● Collected data entries
──────

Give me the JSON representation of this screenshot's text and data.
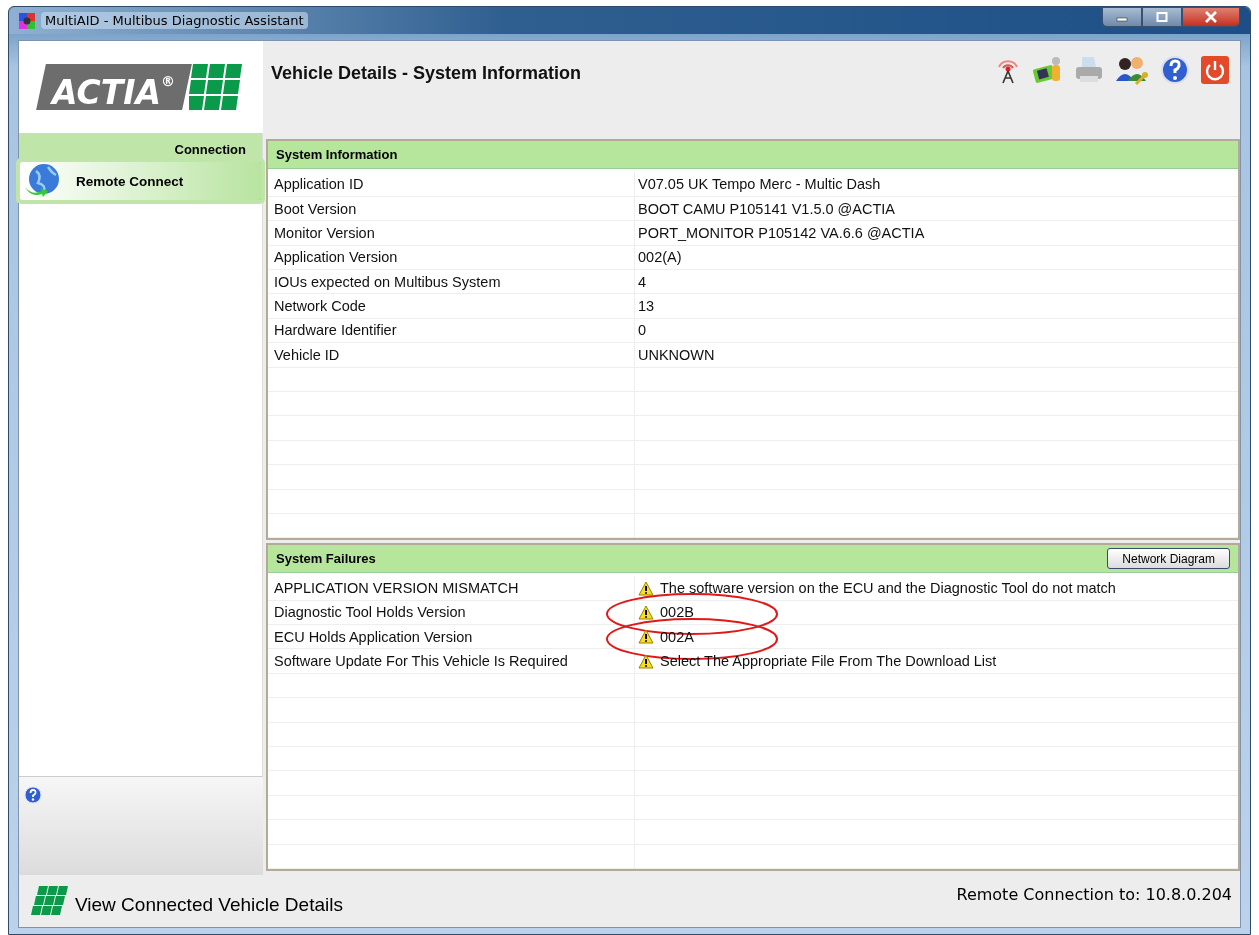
{
  "window": {
    "title": "MultiAID - Multibus Diagnostic Assistant"
  },
  "header": {
    "logo": "ACTIA$^{®}$",
    "title": "Vehicle Details - System Information"
  },
  "sidebar": {
    "section": "Connection",
    "items": [
      {
        "label": "Remote Connect",
        "selected": true
      }
    ]
  },
  "system_information": {
    "title": "System Information",
    "rows": [
      {
        "label": "Application ID",
        "value": "V07.05 UK Tempo Merc - Multic Dash"
      },
      {
        "label": "Boot Version",
        "value": "BOOT CAMU P105141 V1.5.0 @ACTIA"
      },
      {
        "label": "Monitor Version",
        "value": "PORT_MONITOR P105142 VA.6.6 @ACTIA"
      },
      {
        "label": "Application Version",
        "value": "002(A)"
      },
      {
        "label": "IOUs expected on Multibus System",
        "value": "4"
      },
      {
        "label": "Network Code",
        "value": "13"
      },
      {
        "label": "Hardware Identifier",
        "value": "0"
      },
      {
        "label": "Vehicle ID",
        "value": "UNKNOWN"
      }
    ]
  },
  "system_failures": {
    "title": "System Failures",
    "button": "Network Diagram",
    "rows": [
      {
        "label": "APPLICATION VERSION MISMATCH",
        "value": "The software version on the ECU and the Diagnostic Tool do not match",
        "circled": false
      },
      {
        "label": "Diagnostic Tool Holds Version",
        "value": "002B",
        "circled": true
      },
      {
        "label": "ECU Holds Application Version",
        "value": "002A",
        "circled": true
      },
      {
        "label": "Software Update For This Vehicle Is Required",
        "value": "Select The Appropriate File From The Download List",
        "circled": false
      }
    ]
  },
  "status_bar": {
    "left": "View Connected Vehicle Details",
    "right": "Remote Connection to: 10.8.0.204"
  }
}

──────

● PROBLEM DESCRIPTION
Identify every line above with the string "Network" in it. Copy those lines.

● FINAL ANSWER
        "label": "Network Code",
    "button": "Network Diagram",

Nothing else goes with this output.